Objective: Filter the records below down to lines containing "настоящего".

━━━ Information provided

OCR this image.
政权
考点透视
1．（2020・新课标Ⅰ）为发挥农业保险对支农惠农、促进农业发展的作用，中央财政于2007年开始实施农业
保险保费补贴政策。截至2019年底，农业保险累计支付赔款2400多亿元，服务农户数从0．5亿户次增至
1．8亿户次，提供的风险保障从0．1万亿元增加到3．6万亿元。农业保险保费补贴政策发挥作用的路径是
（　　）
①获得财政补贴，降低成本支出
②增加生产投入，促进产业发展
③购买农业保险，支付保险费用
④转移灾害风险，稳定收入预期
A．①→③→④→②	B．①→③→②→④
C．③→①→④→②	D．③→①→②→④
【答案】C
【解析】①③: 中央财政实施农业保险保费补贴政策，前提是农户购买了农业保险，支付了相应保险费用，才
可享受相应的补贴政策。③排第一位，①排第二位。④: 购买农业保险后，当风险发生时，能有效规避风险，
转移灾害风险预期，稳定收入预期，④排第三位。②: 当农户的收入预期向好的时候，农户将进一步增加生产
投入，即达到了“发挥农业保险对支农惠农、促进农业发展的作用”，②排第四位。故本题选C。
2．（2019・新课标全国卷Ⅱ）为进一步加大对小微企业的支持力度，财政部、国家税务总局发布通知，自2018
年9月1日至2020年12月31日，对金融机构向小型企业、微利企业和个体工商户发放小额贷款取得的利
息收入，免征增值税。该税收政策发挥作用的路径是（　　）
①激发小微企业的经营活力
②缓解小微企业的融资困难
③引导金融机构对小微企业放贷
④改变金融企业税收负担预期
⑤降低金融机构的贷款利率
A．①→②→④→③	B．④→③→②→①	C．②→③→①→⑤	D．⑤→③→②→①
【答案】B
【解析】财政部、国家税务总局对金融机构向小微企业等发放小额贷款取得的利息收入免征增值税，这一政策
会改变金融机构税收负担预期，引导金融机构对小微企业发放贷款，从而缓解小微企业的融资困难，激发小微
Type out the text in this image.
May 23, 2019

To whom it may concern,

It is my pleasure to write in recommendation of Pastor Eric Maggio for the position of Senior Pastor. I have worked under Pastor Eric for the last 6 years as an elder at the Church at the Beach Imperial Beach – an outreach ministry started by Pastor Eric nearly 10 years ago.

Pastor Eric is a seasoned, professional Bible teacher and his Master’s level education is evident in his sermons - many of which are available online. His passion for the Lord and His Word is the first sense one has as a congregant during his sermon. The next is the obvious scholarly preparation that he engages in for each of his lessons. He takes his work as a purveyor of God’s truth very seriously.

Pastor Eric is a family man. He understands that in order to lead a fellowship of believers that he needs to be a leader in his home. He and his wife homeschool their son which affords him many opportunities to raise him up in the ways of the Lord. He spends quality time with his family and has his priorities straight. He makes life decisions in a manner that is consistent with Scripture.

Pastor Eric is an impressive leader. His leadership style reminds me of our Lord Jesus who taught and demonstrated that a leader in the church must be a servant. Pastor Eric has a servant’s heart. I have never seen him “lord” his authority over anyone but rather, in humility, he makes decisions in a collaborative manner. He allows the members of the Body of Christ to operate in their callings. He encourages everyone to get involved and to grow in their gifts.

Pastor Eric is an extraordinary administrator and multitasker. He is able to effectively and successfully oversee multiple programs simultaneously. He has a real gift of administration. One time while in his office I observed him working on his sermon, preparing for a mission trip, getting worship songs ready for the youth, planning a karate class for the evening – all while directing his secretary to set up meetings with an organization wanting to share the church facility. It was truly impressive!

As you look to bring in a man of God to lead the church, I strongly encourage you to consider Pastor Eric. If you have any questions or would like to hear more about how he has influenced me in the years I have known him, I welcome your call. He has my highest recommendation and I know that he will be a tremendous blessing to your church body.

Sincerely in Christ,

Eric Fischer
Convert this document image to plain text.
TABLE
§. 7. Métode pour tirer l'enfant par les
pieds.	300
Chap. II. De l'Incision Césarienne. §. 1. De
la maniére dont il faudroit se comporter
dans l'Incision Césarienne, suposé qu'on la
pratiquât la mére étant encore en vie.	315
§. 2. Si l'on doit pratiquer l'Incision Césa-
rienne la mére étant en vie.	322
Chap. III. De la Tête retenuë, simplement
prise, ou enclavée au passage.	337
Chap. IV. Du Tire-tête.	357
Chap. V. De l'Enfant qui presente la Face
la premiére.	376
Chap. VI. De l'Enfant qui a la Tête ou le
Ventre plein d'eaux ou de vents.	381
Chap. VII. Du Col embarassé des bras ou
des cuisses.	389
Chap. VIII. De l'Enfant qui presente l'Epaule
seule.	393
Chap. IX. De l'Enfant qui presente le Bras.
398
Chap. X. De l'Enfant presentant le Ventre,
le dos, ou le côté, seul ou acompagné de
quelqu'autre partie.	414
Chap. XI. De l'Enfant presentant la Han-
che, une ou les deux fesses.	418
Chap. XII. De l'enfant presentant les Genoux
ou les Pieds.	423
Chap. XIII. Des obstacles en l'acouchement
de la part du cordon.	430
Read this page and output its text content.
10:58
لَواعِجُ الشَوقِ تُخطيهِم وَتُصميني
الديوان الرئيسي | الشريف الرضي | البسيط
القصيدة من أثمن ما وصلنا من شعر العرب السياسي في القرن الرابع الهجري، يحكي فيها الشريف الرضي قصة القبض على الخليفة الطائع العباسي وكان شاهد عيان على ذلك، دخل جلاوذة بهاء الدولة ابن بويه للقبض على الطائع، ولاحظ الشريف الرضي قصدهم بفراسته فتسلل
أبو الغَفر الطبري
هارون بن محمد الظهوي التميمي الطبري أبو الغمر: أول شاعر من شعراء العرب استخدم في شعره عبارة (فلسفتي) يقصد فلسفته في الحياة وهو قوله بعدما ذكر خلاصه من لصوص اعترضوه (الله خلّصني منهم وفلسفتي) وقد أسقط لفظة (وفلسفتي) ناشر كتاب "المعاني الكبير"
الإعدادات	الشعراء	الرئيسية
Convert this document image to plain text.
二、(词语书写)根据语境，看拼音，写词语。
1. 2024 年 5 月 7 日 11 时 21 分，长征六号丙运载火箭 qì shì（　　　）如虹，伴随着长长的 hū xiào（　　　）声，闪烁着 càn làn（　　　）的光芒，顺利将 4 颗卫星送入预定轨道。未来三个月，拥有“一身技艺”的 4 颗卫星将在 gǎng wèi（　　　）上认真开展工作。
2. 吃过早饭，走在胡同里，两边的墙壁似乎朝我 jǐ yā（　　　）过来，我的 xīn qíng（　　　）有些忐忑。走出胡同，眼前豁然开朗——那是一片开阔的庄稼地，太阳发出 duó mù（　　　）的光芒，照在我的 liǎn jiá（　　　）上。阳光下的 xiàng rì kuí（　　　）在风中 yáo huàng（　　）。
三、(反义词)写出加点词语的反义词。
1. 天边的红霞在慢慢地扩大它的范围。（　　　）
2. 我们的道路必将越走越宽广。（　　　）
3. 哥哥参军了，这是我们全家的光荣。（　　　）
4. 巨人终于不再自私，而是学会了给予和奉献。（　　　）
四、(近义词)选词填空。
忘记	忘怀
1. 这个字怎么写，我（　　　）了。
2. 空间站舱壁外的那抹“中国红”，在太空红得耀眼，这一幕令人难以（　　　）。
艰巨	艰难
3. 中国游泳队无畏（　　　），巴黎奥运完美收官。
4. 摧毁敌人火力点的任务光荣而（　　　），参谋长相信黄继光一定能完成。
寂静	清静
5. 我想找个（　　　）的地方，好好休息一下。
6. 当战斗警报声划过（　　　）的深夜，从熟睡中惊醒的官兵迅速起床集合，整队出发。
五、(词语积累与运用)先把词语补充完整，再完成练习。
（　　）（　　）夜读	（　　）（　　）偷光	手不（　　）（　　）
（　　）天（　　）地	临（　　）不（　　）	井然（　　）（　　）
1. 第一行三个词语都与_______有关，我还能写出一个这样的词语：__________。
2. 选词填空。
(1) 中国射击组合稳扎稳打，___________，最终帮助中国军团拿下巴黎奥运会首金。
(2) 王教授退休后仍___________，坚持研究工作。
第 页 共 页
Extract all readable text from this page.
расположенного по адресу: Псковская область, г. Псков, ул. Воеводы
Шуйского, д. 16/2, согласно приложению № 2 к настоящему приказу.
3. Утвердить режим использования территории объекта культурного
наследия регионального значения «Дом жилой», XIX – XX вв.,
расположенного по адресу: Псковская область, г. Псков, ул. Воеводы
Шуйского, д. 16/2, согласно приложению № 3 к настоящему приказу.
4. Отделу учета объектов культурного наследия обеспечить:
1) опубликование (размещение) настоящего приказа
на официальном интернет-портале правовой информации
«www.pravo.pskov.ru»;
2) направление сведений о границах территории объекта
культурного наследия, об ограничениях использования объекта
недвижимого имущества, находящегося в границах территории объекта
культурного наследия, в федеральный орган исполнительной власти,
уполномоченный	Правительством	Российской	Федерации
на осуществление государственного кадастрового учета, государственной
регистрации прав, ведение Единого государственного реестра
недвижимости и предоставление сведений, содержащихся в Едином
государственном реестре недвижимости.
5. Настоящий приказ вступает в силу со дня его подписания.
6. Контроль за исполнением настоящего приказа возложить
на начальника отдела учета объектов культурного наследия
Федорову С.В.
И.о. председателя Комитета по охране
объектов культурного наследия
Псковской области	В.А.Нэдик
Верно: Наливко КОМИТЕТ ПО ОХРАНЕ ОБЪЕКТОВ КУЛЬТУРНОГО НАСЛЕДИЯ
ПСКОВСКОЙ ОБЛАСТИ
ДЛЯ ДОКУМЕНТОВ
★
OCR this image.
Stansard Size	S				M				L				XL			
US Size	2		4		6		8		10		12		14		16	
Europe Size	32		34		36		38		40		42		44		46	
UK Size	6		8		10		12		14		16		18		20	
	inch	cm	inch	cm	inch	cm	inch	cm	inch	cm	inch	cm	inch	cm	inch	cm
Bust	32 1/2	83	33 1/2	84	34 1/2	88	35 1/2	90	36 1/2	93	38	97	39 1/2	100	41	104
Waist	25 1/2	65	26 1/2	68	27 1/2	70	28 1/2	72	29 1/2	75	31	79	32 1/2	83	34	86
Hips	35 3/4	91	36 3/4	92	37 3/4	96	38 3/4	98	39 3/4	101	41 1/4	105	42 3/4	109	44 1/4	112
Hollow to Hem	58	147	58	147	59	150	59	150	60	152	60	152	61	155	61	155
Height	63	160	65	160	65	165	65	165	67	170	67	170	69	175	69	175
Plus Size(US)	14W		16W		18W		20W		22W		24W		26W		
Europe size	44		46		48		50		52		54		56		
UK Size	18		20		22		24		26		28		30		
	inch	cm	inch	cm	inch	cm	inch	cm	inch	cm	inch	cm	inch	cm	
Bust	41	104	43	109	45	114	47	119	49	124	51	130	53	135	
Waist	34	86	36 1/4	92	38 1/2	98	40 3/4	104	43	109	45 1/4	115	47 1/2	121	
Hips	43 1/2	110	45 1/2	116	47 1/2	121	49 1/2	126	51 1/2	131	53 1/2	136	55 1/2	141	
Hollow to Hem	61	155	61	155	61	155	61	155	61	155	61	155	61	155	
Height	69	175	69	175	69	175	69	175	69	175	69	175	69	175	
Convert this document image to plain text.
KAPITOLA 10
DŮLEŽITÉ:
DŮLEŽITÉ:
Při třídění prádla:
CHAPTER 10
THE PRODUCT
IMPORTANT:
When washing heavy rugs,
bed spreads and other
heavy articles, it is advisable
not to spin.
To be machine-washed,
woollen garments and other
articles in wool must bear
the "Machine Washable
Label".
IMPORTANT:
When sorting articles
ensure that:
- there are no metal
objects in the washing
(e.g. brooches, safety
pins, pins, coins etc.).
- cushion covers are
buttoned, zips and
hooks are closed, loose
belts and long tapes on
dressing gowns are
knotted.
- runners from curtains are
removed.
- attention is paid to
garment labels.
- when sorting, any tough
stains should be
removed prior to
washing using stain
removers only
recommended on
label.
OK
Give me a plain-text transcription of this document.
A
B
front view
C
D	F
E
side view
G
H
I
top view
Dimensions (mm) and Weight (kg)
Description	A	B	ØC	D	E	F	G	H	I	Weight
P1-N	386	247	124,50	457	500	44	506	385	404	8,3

━━━━━━

Output of the task:
1) опубликование (размещение) настоящего приказа
6. Контроль за исполнением настоящего приказа возложить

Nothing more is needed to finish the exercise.